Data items
## start
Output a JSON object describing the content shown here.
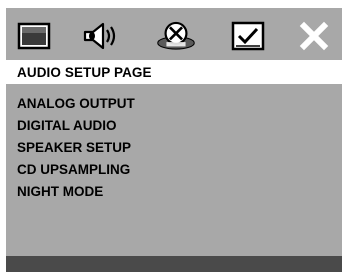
{
  "icons": [
    {
      "name": "general-setup-icon"
    },
    {
      "name": "audio-speaker-icon"
    },
    {
      "name": "video-setup-icon"
    },
    {
      "name": "preference-icon"
    },
    {
      "name": "close-icon"
    }
  ],
  "header": {
    "title": "AUDIO SETUP PAGE"
  },
  "menu": {
    "items": [
      {
        "label": "ANALOG OUTPUT"
      },
      {
        "label": "DIGITAL AUDIO"
      },
      {
        "label": "SPEAKER SETUP"
      },
      {
        "label": "CD UPSAMPLING"
      },
      {
        "label": "NIGHT MODE"
      }
    ]
  },
  "colors": {
    "panel": "#a8a8a8",
    "title_strip": "#ffffff",
    "bottom_bar": "#4a4a4a"
  }
}
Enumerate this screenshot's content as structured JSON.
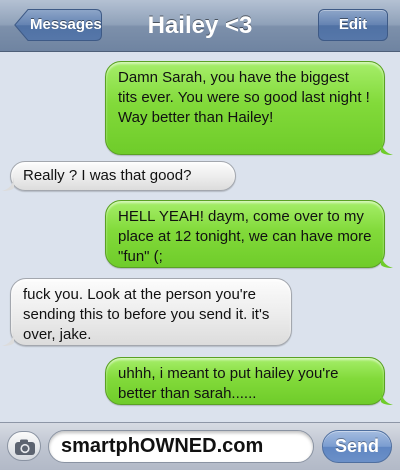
{
  "header": {
    "back_label": "Messages",
    "title": "Hailey <3",
    "edit_label": "Edit"
  },
  "messages": [
    {
      "direction": "sent",
      "text": "Damn Sarah, you have the biggest tits ever. You were so good last night ! Way better than Hailey!"
    },
    {
      "direction": "received",
      "text": "Really ? I was that good?"
    },
    {
      "direction": "sent",
      "text": "HELL YEAH! daym, come over to my place at 12 tonight, we can have more \"fun\" (;"
    },
    {
      "direction": "received",
      "text": "fuck you. Look at the person you're sending this to before you send it. it's over, jake."
    },
    {
      "direction": "sent",
      "text": "uhhh, i meant to put hailey you're better than sarah......"
    }
  ],
  "compose": {
    "value": "smartphOWNED.com",
    "send_label": "Send",
    "camera_icon": "camera-icon"
  },
  "colors": {
    "sent_bubble": "#82da3a",
    "received_bubble": "#ececec",
    "background": "#dbe2ed",
    "navbar": "#8fa1b9"
  }
}
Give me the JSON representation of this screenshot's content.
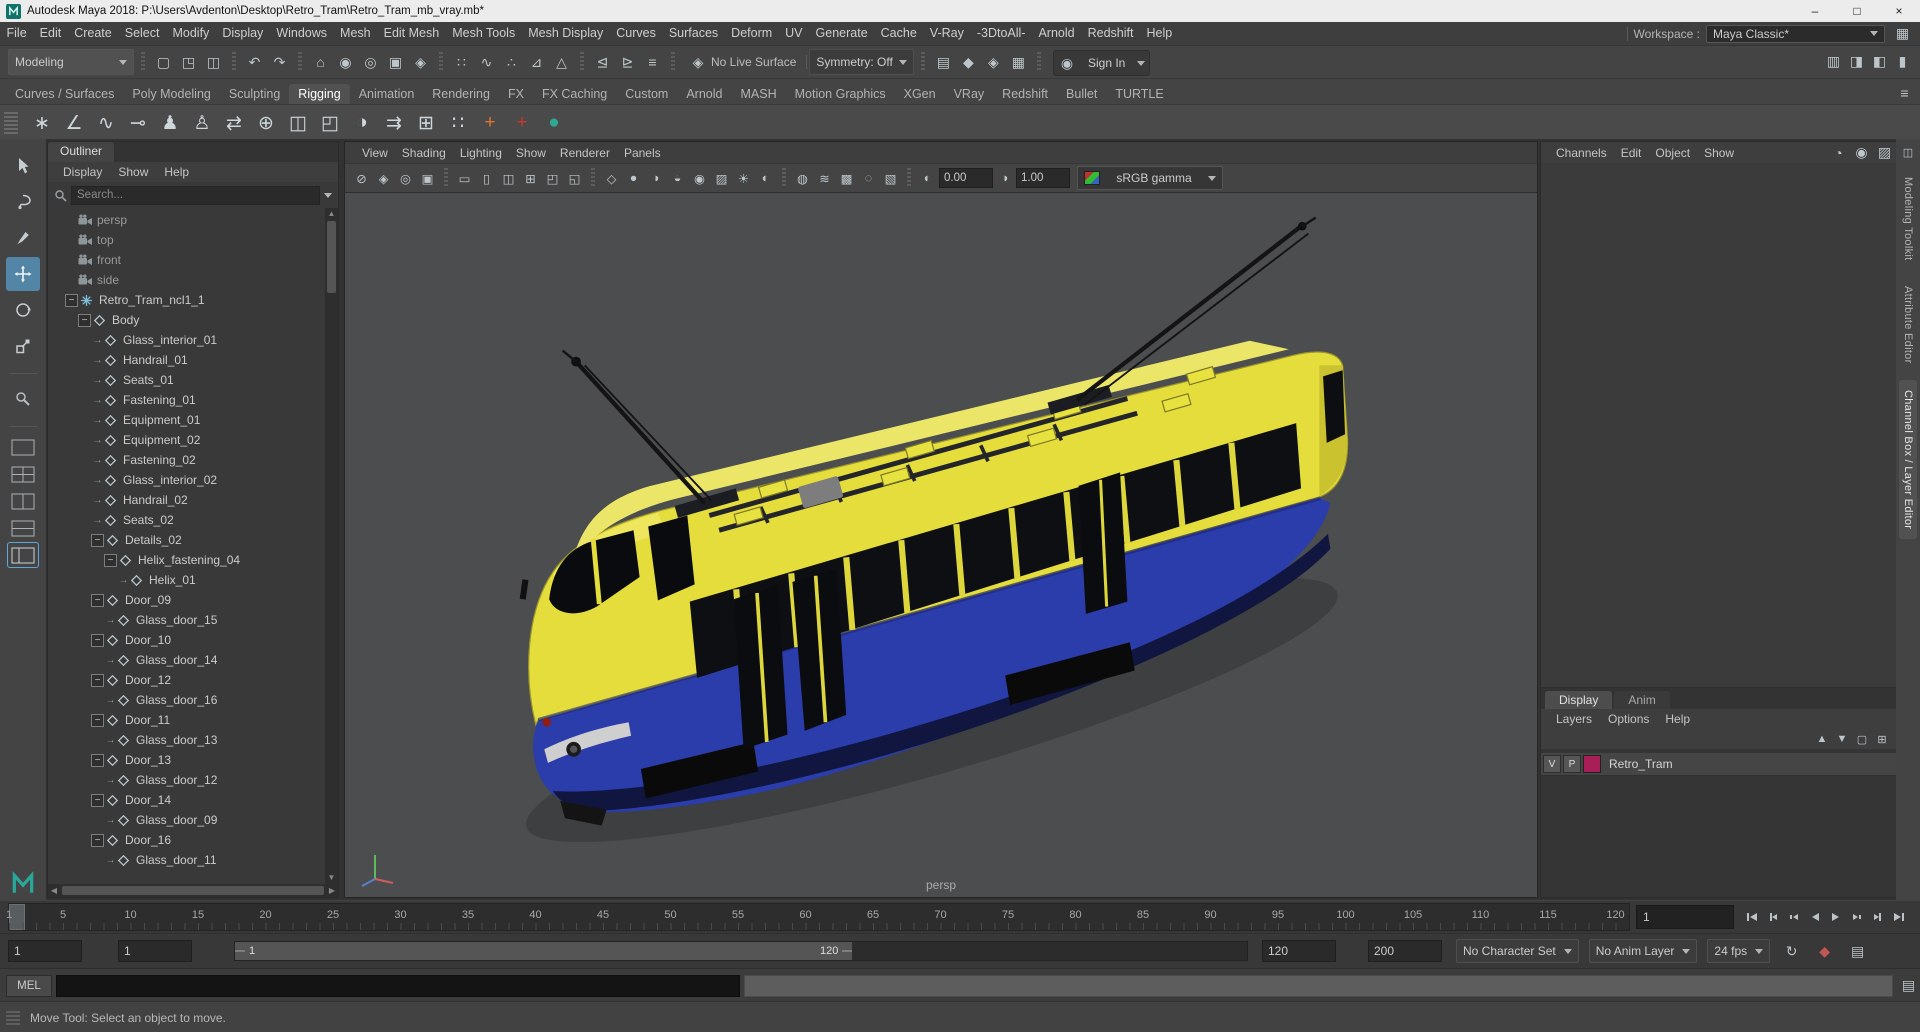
{
  "colors": {
    "accent": "#5285a6",
    "tram_yellow": "#e4dd3b",
    "tram_blue": "#2b3daa",
    "layer_color": "#a81e56",
    "viewport_bg": "#4b4d4f"
  },
  "window": {
    "title": "Autodesk Maya 2018: P:\\Users\\Avdenton\\Desktop\\Retro_Tram\\Retro_Tram_mb_vray.mb*",
    "controls": {
      "minimize": "–",
      "maximize": "□",
      "close": "×"
    }
  },
  "menu_bar": {
    "items": [
      "File",
      "Edit",
      "Create",
      "Select",
      "Modify",
      "Display",
      "Windows",
      "Mesh",
      "Edit Mesh",
      "Mesh Tools",
      "Mesh Display",
      "Curves",
      "Surfaces",
      "Deform",
      "UV",
      "Generate",
      "Cache",
      "V-Ray",
      "-3DtoAll-",
      "Arnold",
      "Redshift",
      "Help"
    ],
    "workspace_label": "Workspace :",
    "workspace_value": "Maya Classic*"
  },
  "status_line": {
    "mode": "Modeling",
    "file_icons": [
      {
        "name": "new-scene-icon",
        "glyph": "▢"
      },
      {
        "name": "open-scene-icon",
        "glyph": "◳"
      },
      {
        "name": "save-scene-icon",
        "glyph": "◫"
      }
    ],
    "undo_icons": [
      {
        "name": "undo-icon",
        "glyph": "↶"
      },
      {
        "name": "redo-icon",
        "glyph": "↷"
      }
    ],
    "selection_icons": [
      {
        "name": "select-hierarchy-icon",
        "glyph": "⌂"
      },
      {
        "name": "select-object-icon",
        "glyph": "◉"
      },
      {
        "name": "select-component-icon",
        "glyph": "◎"
      },
      {
        "name": "selection-preset-icon",
        "glyph": "▣"
      },
      {
        "name": "highlight-selection-icon",
        "glyph": "◈"
      }
    ],
    "snap_icons": [
      {
        "name": "snap-grid-icon",
        "glyph": "∷"
      },
      {
        "name": "snap-curve-icon",
        "glyph": "∿"
      },
      {
        "name": "snap-point-icon",
        "glyph": "∴"
      },
      {
        "name": "snap-plane-icon",
        "glyph": "⊿"
      },
      {
        "name": "make-live-icon",
        "glyph": "△"
      }
    ],
    "history_icons": [
      {
        "name": "input-connections-icon",
        "glyph": "⊴"
      },
      {
        "name": "output-connections-icon",
        "glyph": "⊵"
      },
      {
        "name": "construction-history-icon",
        "glyph": "≡"
      }
    ],
    "live_surface": "No Live Surface",
    "symmetry": "Symmetry: Off",
    "render_icons": [
      {
        "name": "open-render-view-icon",
        "glyph": "▤"
      },
      {
        "name": "render-current-frame-icon",
        "glyph": "◆"
      },
      {
        "name": "ipr-render-icon",
        "glyph": "◈"
      },
      {
        "name": "render-settings-icon",
        "glyph": "▦"
      }
    ],
    "pause_icons": [
      {
        "name": "pause-viewport-icon",
        "glyph": "‖"
      },
      {
        "name": "evaluation-mode-icon",
        "glyph": "▮"
      }
    ],
    "sign_in": "Sign In",
    "sidebar_toggle_icons": [
      {
        "name": "modeling-toolkit-toggle-icon",
        "glyph": "▥"
      },
      {
        "name": "hypershade-toggle-icon",
        "glyph": "◨"
      },
      {
        "name": "attribute-editor-toggle-icon",
        "glyph": "◧"
      },
      {
        "name": "channel-box-toggle-icon",
        "glyph": "▮"
      }
    ]
  },
  "shelf": {
    "tabs": [
      {
        "label": "Curves / Surfaces"
      },
      {
        "label": "Poly Modeling"
      },
      {
        "label": "Sculpting"
      },
      {
        "label": "Rigging",
        "active": true
      },
      {
        "label": "Animation"
      },
      {
        "label": "Rendering"
      },
      {
        "label": "FX"
      },
      {
        "label": "FX Caching"
      },
      {
        "label": "Custom"
      },
      {
        "label": "Arnold"
      },
      {
        "label": "MASH"
      },
      {
        "label": "Motion Graphics"
      },
      {
        "label": "XGen"
      },
      {
        "label": "VRay"
      },
      {
        "label": "Redshift"
      },
      {
        "label": "Bullet"
      },
      {
        "label": "TURTLE"
      }
    ],
    "icons": [
      {
        "name": "joint-tool-icon",
        "glyph": "∗",
        "color": "#cdd6da"
      },
      {
        "name": "ik-handle-icon",
        "glyph": "∠",
        "color": "#cdd6da"
      },
      {
        "name": "ik-spline-handle-icon",
        "glyph": "∿",
        "color": "#cdd6da"
      },
      {
        "name": "insert-joint-icon",
        "glyph": "⊸",
        "color": "#cdd6da"
      },
      {
        "name": "humanik-character-icon",
        "glyph": "♟",
        "color": "#cdd6da"
      },
      {
        "name": "quick-rig-icon",
        "glyph": "♙",
        "color": "#cdd6da"
      },
      {
        "name": "mirror-joint-icon",
        "glyph": "⇄",
        "color": "#cdd6da"
      },
      {
        "name": "orient-joint-icon",
        "glyph": "⊕",
        "color": "#cdd6da"
      },
      {
        "name": "bind-skin-icon",
        "glyph": "◫",
        "color": "#cdd6da"
      },
      {
        "name": "unbind-skin-icon",
        "glyph": "◰",
        "color": "#cdd6da"
      },
      {
        "name": "paint-skin-weights-icon",
        "glyph": "◑",
        "color": "#cdd6da"
      },
      {
        "name": "copy-skin-weights-icon",
        "glyph": "⇉",
        "color": "#cdd6da"
      },
      {
        "name": "lattice-icon",
        "glyph": "⊞",
        "color": "#cdd6da"
      },
      {
        "name": "cluster-icon",
        "glyph": "∷",
        "color": "#cdd6da"
      },
      {
        "name": "add-influence-icon",
        "glyph": "+",
        "color": "#e0762e"
      },
      {
        "name": "remove-influence-icon",
        "glyph": "+",
        "color": "#c43b2a"
      },
      {
        "name": "turtle-plugin-icon",
        "glyph": "●",
        "color": "#2fa893"
      }
    ]
  },
  "outliner": {
    "tab": "Outliner",
    "menus": [
      "Display",
      "Show",
      "Help"
    ],
    "search_placeholder": "Search...",
    "items": [
      {
        "label": "persp",
        "level": 1,
        "icon": "camera",
        "expander": "none",
        "dim": true
      },
      {
        "label": "top",
        "level": 1,
        "icon": "camera",
        "expander": "none",
        "dim": true
      },
      {
        "label": "front",
        "level": 1,
        "icon": "camera",
        "expander": "none",
        "dim": true
      },
      {
        "label": "side",
        "level": 1,
        "icon": "camera",
        "expander": "none",
        "dim": true
      },
      {
        "label": "Retro_Tram_ncl1_1",
        "level": 1,
        "icon": "star",
        "expander": "minus"
      },
      {
        "label": "Body",
        "level": 2,
        "icon": "mesh",
        "expander": "minus"
      },
      {
        "label": "Glass_interior_01",
        "level": 3,
        "icon": "mesh",
        "expander": "arrow"
      },
      {
        "label": "Handrail_01",
        "level": 3,
        "icon": "mesh",
        "expander": "arrow"
      },
      {
        "label": "Seats_01",
        "level": 3,
        "icon": "mesh",
        "expander": "arrow"
      },
      {
        "label": "Fastening_01",
        "level": 3,
        "icon": "mesh",
        "expander": "arrow"
      },
      {
        "label": "Equipment_01",
        "level": 3,
        "icon": "mesh",
        "expander": "arrow"
      },
      {
        "label": "Equipment_02",
        "level": 3,
        "icon": "mesh",
        "expander": "arrow"
      },
      {
        "label": "Fastening_02",
        "level": 3,
        "icon": "mesh",
        "expander": "arrow"
      },
      {
        "label": "Glass_interior_02",
        "level": 3,
        "icon": "mesh",
        "expander": "arrow"
      },
      {
        "label": "Handrail_02",
        "level": 3,
        "icon": "mesh",
        "expander": "arrow"
      },
      {
        "label": "Seats_02",
        "level": 3,
        "icon": "mesh",
        "expander": "arrow"
      },
      {
        "label": "Details_02",
        "level": 3,
        "icon": "mesh",
        "expander": "minus"
      },
      {
        "label": "Helix_fastening_04",
        "level": 4,
        "icon": "mesh",
        "expander": "minus"
      },
      {
        "label": "Helix_01",
        "level": 5,
        "icon": "mesh",
        "expander": "arrow"
      },
      {
        "label": "Door_09",
        "level": 3,
        "icon": "mesh",
        "expander": "minus"
      },
      {
        "label": "Glass_door_15",
        "level": 4,
        "icon": "mesh",
        "expander": "arrow"
      },
      {
        "label": "Door_10",
        "level": 3,
        "icon": "mesh",
        "expander": "minus"
      },
      {
        "label": "Glass_door_14",
        "level": 4,
        "icon": "mesh",
        "expander": "arrow"
      },
      {
        "label": "Door_12",
        "level": 3,
        "icon": "mesh",
        "expander": "minus"
      },
      {
        "label": "Glass_door_16",
        "level": 4,
        "icon": "mesh",
        "expander": "arrow"
      },
      {
        "label": "Door_11",
        "level": 3,
        "icon": "mesh",
        "expander": "minus"
      },
      {
        "label": "Glass_door_13",
        "level": 4,
        "icon": "mesh",
        "expander": "arrow"
      },
      {
        "label": "Door_13",
        "level": 3,
        "icon": "mesh",
        "expander": "minus"
      },
      {
        "label": "Glass_door_12",
        "level": 4,
        "icon": "mesh",
        "expander": "arrow"
      },
      {
        "label": "Door_14",
        "level": 3,
        "icon": "mesh",
        "expander": "minus"
      },
      {
        "label": "Glass_door_09",
        "level": 4,
        "icon": "mesh",
        "expander": "arrow"
      },
      {
        "label": "Door_16",
        "level": 3,
        "icon": "mesh",
        "expander": "minus"
      },
      {
        "label": "Glass_door_11",
        "level": 4,
        "icon": "mesh",
        "expander": "arrow"
      }
    ]
  },
  "viewport": {
    "menus": [
      "View",
      "Shading",
      "Lighting",
      "Show",
      "Renderer",
      "Panels"
    ],
    "toolbar_icons_a": [
      {
        "name": "select-camera-icon",
        "glyph": "⊘"
      },
      {
        "name": "lock-camera-icon",
        "glyph": "◈"
      },
      {
        "name": "camera-attributes-icon",
        "glyph": "◎"
      },
      {
        "name": "bookmark-icon",
        "glyph": "▣"
      }
    ],
    "toolbar_icons_b": [
      {
        "name": "film-gate-icon",
        "glyph": "▭"
      },
      {
        "name": "resolution-gate-icon",
        "glyph": "▯"
      },
      {
        "name": "gate-mask-icon",
        "glyph": "◫"
      },
      {
        "name": "field-chart-icon",
        "glyph": "⊞"
      },
      {
        "name": "safe-action-icon",
        "glyph": "◰"
      },
      {
        "name": "safe-title-icon",
        "glyph": "◱"
      }
    ],
    "toolbar_icons_c": [
      {
        "name": "wireframe-icon",
        "glyph": "◇"
      },
      {
        "name": "shaded-icon",
        "glyph": "●"
      },
      {
        "name": "textured-icon",
        "glyph": "◑"
      },
      {
        "name": "use-default-material-icon",
        "glyph": "◒"
      },
      {
        "name": "wireframe-on-shaded-icon",
        "glyph": "◉"
      },
      {
        "name": "xray-icon",
        "glyph": "▨"
      },
      {
        "name": "lighting-icon",
        "glyph": "☀"
      },
      {
        "name": "shadows-icon",
        "glyph": "◐"
      }
    ],
    "toolbar_icons_d": [
      {
        "name": "screen-space-ao-icon",
        "glyph": "◍"
      },
      {
        "name": "motion-blur-icon",
        "glyph": "≋"
      },
      {
        "name": "multisample-aa-icon",
        "glyph": "▩"
      },
      {
        "name": "depth-of-field-icon",
        "glyph": "◌"
      },
      {
        "name": "isolate-select-icon",
        "glyph": "▧"
      }
    ],
    "exposure": "0.00",
    "gamma": "1.00",
    "view_transform": "sRGB gamma",
    "camera": "persp"
  },
  "channel_box": {
    "menus": [
      "Channels",
      "Edit",
      "Object",
      "Show"
    ],
    "header_icons": [
      {
        "name": "channel-slider-mode-icon",
        "glyph": "◔"
      },
      {
        "name": "channel-speed-icon",
        "glyph": "◉"
      },
      {
        "name": "channel-settings-icon",
        "glyph": "▨"
      }
    ]
  },
  "layer_editor": {
    "tabs": [
      {
        "label": "Display",
        "active": true
      },
      {
        "label": "Anim"
      }
    ],
    "menus": [
      "Layers",
      "Options",
      "Help"
    ],
    "toolbar_icons": [
      {
        "name": "layer-move-up-icon",
        "glyph": "▲"
      },
      {
        "name": "layer-move-down-icon",
        "glyph": "▼"
      },
      {
        "name": "create-empty-layer-icon",
        "glyph": "▢"
      },
      {
        "name": "create-layer-from-selected-icon",
        "glyph": "⊞"
      }
    ],
    "layers": [
      {
        "visibility": "V",
        "playback": "P",
        "name": "Retro_Tram",
        "swatch": "#a81e56"
      }
    ]
  },
  "right_sidebar": {
    "tabs": [
      {
        "label": "Modeling Toolkit"
      },
      {
        "label": "Attribute Editor"
      },
      {
        "label": "Channel Box / Layer Editor",
        "active": true
      }
    ]
  },
  "time_slider": {
    "ticks": [
      1,
      5,
      10,
      15,
      20,
      25,
      30,
      35,
      40,
      45,
      50,
      55,
      60,
      65,
      70,
      75,
      80,
      85,
      90,
      95,
      100,
      105,
      110,
      115,
      120
    ],
    "current_frame": "1"
  },
  "range_slider": {
    "animation_start": "1",
    "playback_start": "1",
    "range_start_label": "1",
    "range_end_label": "120",
    "playback_end": "120",
    "animation_end": "200",
    "character_set": "No Character Set",
    "anim_layer": "No Anim Layer",
    "fps": "24 fps"
  },
  "command_line": {
    "mel_label": "MEL"
  },
  "help_line": {
    "message": "Move Tool: Select an object to move."
  }
}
## end
= Problem =
Pull out all lines from the entries above that include the word "weights".

= Solution for this problem =
        "name": "paint-skin-weights-icon",
        "name": "copy-skin-weights-icon",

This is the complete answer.